===== Data for the task

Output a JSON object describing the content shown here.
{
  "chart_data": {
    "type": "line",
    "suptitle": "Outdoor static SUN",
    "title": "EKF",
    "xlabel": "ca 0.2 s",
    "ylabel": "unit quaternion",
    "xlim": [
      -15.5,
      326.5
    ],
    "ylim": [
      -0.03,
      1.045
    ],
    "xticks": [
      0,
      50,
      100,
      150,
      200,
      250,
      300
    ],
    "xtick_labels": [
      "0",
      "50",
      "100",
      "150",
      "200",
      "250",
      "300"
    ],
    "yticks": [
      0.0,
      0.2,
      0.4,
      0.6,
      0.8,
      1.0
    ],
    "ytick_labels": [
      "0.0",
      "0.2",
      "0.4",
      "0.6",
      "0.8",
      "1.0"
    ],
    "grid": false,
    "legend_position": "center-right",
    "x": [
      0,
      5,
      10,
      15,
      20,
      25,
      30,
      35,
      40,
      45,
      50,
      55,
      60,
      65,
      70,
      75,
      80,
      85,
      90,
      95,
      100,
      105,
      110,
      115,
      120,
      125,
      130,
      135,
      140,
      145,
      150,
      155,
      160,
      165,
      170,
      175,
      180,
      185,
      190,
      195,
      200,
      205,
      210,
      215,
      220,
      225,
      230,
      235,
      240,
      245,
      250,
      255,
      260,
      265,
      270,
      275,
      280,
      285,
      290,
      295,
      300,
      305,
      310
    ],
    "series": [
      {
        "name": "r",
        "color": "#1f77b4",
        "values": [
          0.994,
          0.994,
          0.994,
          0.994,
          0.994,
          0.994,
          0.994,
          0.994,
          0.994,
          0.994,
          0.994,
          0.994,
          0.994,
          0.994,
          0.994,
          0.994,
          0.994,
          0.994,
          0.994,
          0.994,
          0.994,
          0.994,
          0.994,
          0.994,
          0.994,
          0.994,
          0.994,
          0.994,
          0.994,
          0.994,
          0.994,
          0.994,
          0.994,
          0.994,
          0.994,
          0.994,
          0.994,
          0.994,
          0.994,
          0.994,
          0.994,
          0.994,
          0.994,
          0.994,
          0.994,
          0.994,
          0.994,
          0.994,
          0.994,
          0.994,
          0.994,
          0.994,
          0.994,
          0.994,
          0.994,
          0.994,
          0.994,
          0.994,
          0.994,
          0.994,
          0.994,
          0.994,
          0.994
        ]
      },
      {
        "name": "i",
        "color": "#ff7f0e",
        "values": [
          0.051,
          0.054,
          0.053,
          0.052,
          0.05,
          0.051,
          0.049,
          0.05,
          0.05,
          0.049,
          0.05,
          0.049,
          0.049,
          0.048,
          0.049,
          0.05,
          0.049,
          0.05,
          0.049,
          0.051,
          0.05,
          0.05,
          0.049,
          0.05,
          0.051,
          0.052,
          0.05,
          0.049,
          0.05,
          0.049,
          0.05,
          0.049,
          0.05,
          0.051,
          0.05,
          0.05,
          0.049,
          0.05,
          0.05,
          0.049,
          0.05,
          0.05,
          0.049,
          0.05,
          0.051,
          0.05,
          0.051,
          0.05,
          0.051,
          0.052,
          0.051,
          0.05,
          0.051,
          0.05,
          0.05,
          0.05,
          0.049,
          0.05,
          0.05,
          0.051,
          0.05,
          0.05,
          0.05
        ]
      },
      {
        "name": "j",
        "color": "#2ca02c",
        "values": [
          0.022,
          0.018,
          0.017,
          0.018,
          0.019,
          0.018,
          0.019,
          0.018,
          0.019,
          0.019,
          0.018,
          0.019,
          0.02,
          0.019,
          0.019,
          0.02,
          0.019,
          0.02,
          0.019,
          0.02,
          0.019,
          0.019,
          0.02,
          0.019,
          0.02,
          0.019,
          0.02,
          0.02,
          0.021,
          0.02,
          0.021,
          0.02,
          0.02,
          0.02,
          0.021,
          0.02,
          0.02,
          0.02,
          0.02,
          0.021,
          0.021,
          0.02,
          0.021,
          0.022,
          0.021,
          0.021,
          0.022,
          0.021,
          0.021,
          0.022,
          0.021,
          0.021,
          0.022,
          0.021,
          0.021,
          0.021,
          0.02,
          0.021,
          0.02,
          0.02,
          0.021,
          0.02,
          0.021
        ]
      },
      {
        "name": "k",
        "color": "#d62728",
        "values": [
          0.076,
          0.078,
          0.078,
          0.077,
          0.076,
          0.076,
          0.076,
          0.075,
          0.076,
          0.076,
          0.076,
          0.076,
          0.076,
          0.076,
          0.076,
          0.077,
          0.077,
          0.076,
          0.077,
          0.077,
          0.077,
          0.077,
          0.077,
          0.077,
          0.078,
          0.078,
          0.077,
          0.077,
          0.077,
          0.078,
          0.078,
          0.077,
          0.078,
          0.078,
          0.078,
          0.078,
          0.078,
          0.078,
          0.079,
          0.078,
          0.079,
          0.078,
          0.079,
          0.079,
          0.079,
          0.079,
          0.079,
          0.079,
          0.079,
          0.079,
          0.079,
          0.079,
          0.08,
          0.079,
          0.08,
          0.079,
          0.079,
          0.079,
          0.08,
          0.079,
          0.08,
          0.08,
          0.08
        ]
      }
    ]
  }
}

==========

▶ **What you need to do**
Return the material exactly as it stands.

▶ **Complete answer**
Output a JSON object describing the content shown here.
{
  "chart_data": {
    "type": "line",
    "suptitle": "Outdoor static SUN",
    "title": "EKF",
    "xlabel": "ca 0.2 s",
    "ylabel": "unit quaternion",
    "xlim": [
      -15.5,
      326.5
    ],
    "ylim": [
      -0.03,
      1.045
    ],
    "xticks": [
      0,
      50,
      100,
      150,
      200,
      250,
      300
    ],
    "xtick_labels": [
      "0",
      "50",
      "100",
      "150",
      "200",
      "250",
      "300"
    ],
    "yticks": [
      0.0,
      0.2,
      0.4,
      0.6,
      0.8,
      1.0
    ],
    "ytick_labels": [
      "0.0",
      "0.2",
      "0.4",
      "0.6",
      "0.8",
      "1.0"
    ],
    "grid": false,
    "legend_position": "center-right",
    "x": [
      0,
      5,
      10,
      15,
      20,
      25,
      30,
      35,
      40,
      45,
      50,
      55,
      60,
      65,
      70,
      75,
      80,
      85,
      90,
      95,
      100,
      105,
      110,
      115,
      120,
      125,
      130,
      135,
      140,
      145,
      150,
      155,
      160,
      165,
      170,
      175,
      180,
      185,
      190,
      195,
      200,
      205,
      210,
      215,
      220,
      225,
      230,
      235,
      240,
      245,
      250,
      255,
      260,
      265,
      270,
      275,
      280,
      285,
      290,
      295,
      300,
      305,
      310
    ],
    "series": [
      {
        "name": "r",
        "color": "#1f77b4",
        "values": [
          0.994,
          0.994,
          0.994,
          0.994,
          0.994,
          0.994,
          0.994,
          0.994,
          0.994,
          0.994,
          0.994,
          0.994,
          0.994,
          0.994,
          0.994,
          0.994,
          0.994,
          0.994,
          0.994,
          0.994,
          0.994,
          0.994,
          0.994,
          0.994,
          0.994,
          0.994,
          0.994,
          0.994,
          0.994,
          0.994,
          0.994,
          0.994,
          0.994,
          0.994,
          0.994,
          0.994,
          0.994,
          0.994,
          0.994,
          0.994,
          0.994,
          0.994,
          0.994,
          0.994,
          0.994,
          0.994,
          0.994,
          0.994,
          0.994,
          0.994,
          0.994,
          0.994,
          0.994,
          0.994,
          0.994,
          0.994,
          0.994,
          0.994,
          0.994,
          0.994,
          0.994,
          0.994,
          0.994
        ]
      },
      {
        "name": "i",
        "color": "#ff7f0e",
        "values": [
          0.051,
          0.054,
          0.053,
          0.052,
          0.05,
          0.051,
          0.049,
          0.05,
          0.05,
          0.049,
          0.05,
          0.049,
          0.049,
          0.048,
          0.049,
          0.05,
          0.049,
          0.05,
          0.049,
          0.051,
          0.05,
          0.05,
          0.049,
          0.05,
          0.051,
          0.052,
          0.05,
          0.049,
          0.05,
          0.049,
          0.05,
          0.049,
          0.05,
          0.051,
          0.05,
          0.05,
          0.049,
          0.05,
          0.05,
          0.049,
          0.05,
          0.05,
          0.049,
          0.05,
          0.051,
          0.05,
          0.051,
          0.05,
          0.051,
          0.052,
          0.051,
          0.05,
          0.051,
          0.05,
          0.05,
          0.05,
          0.049,
          0.05,
          0.05,
          0.051,
          0.05,
          0.05,
          0.05
        ]
      },
      {
        "name": "j",
        "color": "#2ca02c",
        "values": [
          0.022,
          0.018,
          0.017,
          0.018,
          0.019,
          0.018,
          0.019,
          0.018,
          0.019,
          0.019,
          0.018,
          0.019,
          0.02,
          0.019,
          0.019,
          0.02,
          0.019,
          0.02,
          0.019,
          0.02,
          0.019,
          0.019,
          0.02,
          0.019,
          0.02,
          0.019,
          0.02,
          0.02,
          0.021,
          0.02,
          0.021,
          0.02,
          0.02,
          0.02,
          0.021,
          0.02,
          0.02,
          0.02,
          0.02,
          0.021,
          0.021,
          0.02,
          0.021,
          0.022,
          0.021,
          0.021,
          0.022,
          0.021,
          0.021,
          0.022,
          0.021,
          0.021,
          0.022,
          0.021,
          0.021,
          0.021,
          0.02,
          0.021,
          0.02,
          0.02,
          0.021,
          0.02,
          0.021
        ]
      },
      {
        "name": "k",
        "color": "#d62728",
        "values": [
          0.076,
          0.078,
          0.078,
          0.077,
          0.076,
          0.076,
          0.076,
          0.075,
          0.076,
          0.076,
          0.076,
          0.076,
          0.076,
          0.076,
          0.076,
          0.077,
          0.077,
          0.076,
          0.077,
          0.077,
          0.077,
          0.077,
          0.077,
          0.077,
          0.078,
          0.078,
          0.077,
          0.077,
          0.077,
          0.078,
          0.078,
          0.077,
          0.078,
          0.078,
          0.078,
          0.078,
          0.078,
          0.078,
          0.079,
          0.078,
          0.079,
          0.078,
          0.079,
          0.079,
          0.079,
          0.079,
          0.079,
          0.079,
          0.079,
          0.079,
          0.079,
          0.079,
          0.08,
          0.079,
          0.08,
          0.079,
          0.079,
          0.079,
          0.08,
          0.079,
          0.08,
          0.08,
          0.08
        ]
      }
    ]
  }
}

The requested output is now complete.